Provide the count of lines that hold "kind" and no other output.

MATERIALS PROVIDED –
◆ ◆ ◆

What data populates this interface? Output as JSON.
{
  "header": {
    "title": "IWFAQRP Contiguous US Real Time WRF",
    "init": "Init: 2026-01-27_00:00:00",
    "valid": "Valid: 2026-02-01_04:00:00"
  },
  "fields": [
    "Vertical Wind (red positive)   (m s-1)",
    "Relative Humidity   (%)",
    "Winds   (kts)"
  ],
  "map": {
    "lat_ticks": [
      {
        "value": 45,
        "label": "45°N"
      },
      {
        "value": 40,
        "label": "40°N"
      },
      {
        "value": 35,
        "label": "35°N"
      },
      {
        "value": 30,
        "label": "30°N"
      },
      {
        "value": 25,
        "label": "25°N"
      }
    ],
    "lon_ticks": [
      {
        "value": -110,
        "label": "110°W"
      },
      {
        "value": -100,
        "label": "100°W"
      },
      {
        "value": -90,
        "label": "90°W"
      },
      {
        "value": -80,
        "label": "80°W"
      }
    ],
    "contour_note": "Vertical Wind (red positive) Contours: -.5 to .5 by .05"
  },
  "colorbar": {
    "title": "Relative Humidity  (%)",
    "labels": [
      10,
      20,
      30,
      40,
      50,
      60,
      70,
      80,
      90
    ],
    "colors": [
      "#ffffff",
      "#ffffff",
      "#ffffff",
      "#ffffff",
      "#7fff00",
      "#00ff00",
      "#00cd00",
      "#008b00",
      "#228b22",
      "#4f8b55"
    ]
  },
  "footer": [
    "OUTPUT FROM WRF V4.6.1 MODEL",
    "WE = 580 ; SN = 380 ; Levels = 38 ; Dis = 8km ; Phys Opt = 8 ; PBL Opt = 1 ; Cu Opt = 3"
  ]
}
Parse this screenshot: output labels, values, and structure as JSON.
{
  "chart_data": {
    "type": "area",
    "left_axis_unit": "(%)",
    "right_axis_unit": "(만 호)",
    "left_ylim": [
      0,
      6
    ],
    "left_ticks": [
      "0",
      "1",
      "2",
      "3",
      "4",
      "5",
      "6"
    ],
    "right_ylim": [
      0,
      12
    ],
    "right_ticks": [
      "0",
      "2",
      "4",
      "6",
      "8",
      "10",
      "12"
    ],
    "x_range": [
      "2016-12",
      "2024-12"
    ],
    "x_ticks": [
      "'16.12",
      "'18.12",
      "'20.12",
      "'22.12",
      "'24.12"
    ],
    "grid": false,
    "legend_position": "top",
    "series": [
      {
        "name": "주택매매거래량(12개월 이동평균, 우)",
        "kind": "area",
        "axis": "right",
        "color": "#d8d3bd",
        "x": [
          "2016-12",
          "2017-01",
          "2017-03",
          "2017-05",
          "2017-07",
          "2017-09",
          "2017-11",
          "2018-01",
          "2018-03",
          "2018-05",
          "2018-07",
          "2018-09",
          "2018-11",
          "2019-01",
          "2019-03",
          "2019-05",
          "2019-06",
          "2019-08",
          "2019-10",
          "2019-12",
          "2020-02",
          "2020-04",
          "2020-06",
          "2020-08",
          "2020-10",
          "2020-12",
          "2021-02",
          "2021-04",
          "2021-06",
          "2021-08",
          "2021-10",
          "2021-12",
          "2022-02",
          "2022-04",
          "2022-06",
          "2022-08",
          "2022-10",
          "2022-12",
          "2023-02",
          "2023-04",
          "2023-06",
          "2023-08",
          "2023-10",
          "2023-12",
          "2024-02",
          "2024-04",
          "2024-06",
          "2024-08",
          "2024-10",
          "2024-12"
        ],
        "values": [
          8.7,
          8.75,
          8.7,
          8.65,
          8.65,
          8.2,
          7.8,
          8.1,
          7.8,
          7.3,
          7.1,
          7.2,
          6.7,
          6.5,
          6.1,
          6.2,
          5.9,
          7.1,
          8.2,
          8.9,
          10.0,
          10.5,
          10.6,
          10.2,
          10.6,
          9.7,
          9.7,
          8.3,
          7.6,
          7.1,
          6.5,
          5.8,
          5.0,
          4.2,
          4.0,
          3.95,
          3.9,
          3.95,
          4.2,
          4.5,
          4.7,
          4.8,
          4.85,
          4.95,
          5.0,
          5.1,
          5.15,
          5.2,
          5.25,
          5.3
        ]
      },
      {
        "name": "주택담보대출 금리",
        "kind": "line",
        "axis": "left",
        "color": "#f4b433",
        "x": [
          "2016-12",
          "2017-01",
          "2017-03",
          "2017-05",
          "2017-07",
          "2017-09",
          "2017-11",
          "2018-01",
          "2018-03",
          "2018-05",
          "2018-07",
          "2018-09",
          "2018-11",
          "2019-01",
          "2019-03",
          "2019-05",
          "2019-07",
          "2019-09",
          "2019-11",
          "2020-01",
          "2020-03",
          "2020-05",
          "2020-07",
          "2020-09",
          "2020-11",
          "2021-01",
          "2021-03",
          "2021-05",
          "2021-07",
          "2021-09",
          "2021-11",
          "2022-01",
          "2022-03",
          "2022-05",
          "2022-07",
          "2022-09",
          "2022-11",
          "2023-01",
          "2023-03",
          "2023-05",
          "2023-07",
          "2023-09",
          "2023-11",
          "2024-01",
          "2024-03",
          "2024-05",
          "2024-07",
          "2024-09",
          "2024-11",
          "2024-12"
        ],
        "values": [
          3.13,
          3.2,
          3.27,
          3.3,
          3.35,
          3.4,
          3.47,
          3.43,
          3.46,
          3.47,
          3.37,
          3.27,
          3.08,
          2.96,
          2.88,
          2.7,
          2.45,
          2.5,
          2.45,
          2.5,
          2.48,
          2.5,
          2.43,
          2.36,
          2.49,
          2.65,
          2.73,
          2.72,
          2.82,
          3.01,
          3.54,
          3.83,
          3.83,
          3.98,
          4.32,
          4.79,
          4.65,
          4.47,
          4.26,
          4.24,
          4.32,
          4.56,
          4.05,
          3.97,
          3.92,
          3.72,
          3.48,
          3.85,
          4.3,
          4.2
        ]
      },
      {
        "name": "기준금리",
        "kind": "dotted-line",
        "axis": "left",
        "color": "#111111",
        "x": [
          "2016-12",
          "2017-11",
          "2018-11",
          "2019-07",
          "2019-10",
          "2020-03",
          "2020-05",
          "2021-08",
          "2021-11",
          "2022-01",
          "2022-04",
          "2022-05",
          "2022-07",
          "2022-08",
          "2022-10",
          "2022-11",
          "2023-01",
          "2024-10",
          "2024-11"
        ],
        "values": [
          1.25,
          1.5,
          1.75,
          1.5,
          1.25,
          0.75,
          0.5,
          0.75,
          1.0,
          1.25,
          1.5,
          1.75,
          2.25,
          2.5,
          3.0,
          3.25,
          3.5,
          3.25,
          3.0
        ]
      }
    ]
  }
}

◆ ◆ ◆

ANSWER BELOW – 3